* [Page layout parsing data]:
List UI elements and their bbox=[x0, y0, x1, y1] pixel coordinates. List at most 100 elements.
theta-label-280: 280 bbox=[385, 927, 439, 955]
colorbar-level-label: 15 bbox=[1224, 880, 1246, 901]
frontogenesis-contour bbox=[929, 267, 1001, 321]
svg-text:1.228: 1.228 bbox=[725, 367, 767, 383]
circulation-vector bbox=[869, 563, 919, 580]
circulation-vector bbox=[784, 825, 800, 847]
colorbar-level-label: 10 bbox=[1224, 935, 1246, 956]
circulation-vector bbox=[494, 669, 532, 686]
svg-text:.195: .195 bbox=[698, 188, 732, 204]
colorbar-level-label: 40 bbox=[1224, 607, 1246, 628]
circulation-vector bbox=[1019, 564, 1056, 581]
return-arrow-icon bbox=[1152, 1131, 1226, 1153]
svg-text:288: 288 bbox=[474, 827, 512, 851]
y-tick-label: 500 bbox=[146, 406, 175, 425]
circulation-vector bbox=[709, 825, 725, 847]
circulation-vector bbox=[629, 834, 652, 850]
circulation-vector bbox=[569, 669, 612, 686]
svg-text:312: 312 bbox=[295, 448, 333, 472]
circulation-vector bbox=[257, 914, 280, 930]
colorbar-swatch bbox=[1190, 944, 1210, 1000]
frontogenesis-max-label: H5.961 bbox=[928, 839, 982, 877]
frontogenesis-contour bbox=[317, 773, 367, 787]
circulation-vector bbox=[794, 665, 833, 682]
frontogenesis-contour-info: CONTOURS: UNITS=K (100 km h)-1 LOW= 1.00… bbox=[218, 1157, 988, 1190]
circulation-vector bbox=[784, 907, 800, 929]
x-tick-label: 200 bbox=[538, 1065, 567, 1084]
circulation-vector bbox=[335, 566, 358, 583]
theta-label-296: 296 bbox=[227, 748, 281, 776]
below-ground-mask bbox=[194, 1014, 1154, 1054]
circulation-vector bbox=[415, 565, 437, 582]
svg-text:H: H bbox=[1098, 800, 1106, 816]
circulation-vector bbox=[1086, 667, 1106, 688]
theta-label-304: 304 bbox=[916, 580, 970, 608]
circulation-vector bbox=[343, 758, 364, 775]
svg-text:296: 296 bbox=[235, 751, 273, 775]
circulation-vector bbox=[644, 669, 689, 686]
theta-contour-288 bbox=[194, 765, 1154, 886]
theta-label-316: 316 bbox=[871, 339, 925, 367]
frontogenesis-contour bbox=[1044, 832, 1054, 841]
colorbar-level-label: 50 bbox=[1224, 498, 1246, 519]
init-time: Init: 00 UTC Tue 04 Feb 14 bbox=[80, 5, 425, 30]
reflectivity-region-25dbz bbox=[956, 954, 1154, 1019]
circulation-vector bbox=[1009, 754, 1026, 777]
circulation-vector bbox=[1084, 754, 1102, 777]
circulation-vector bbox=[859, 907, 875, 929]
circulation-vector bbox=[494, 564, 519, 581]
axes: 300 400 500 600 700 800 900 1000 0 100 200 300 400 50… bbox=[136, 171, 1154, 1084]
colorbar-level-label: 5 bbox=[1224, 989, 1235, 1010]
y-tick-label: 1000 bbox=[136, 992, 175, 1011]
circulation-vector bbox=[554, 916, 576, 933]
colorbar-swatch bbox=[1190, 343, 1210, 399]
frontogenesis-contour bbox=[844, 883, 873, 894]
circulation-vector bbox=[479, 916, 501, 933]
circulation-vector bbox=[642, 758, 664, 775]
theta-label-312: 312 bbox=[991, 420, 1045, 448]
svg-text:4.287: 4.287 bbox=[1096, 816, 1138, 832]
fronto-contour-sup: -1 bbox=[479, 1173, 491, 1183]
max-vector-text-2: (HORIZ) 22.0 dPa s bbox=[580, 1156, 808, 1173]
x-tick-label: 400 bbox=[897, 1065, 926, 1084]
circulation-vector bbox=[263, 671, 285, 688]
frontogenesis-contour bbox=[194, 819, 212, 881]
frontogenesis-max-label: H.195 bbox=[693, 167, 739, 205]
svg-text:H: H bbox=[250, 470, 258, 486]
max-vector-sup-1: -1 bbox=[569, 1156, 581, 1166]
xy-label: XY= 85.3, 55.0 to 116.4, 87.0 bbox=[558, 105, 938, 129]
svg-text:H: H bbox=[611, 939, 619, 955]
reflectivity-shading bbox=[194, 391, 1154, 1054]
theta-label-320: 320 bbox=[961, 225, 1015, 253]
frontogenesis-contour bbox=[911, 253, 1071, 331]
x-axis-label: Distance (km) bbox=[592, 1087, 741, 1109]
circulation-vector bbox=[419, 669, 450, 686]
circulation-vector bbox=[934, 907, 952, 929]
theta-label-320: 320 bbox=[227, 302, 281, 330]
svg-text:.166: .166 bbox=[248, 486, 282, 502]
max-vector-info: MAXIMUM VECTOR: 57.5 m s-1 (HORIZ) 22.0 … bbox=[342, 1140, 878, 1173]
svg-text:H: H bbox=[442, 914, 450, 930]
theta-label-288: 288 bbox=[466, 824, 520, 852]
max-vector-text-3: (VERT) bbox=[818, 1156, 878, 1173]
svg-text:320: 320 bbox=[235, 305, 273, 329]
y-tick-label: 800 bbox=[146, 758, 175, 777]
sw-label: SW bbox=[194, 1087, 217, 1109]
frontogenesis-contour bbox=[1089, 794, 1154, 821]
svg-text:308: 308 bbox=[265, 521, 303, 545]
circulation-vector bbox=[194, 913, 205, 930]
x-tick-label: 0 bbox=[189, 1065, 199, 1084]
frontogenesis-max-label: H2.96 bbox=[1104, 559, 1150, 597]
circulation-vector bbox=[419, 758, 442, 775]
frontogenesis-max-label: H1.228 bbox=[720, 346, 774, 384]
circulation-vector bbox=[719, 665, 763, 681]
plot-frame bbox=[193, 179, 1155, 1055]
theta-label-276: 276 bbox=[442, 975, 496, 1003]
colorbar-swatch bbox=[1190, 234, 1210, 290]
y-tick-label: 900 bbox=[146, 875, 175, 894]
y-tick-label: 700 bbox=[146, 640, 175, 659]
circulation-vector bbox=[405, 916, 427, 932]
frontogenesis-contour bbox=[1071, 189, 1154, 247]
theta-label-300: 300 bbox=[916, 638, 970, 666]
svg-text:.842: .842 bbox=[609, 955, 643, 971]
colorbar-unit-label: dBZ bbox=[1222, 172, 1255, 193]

* [Description of the task]: Line count for "level": report how many lines in the data above include it, with no other words.

* [The answer]: 5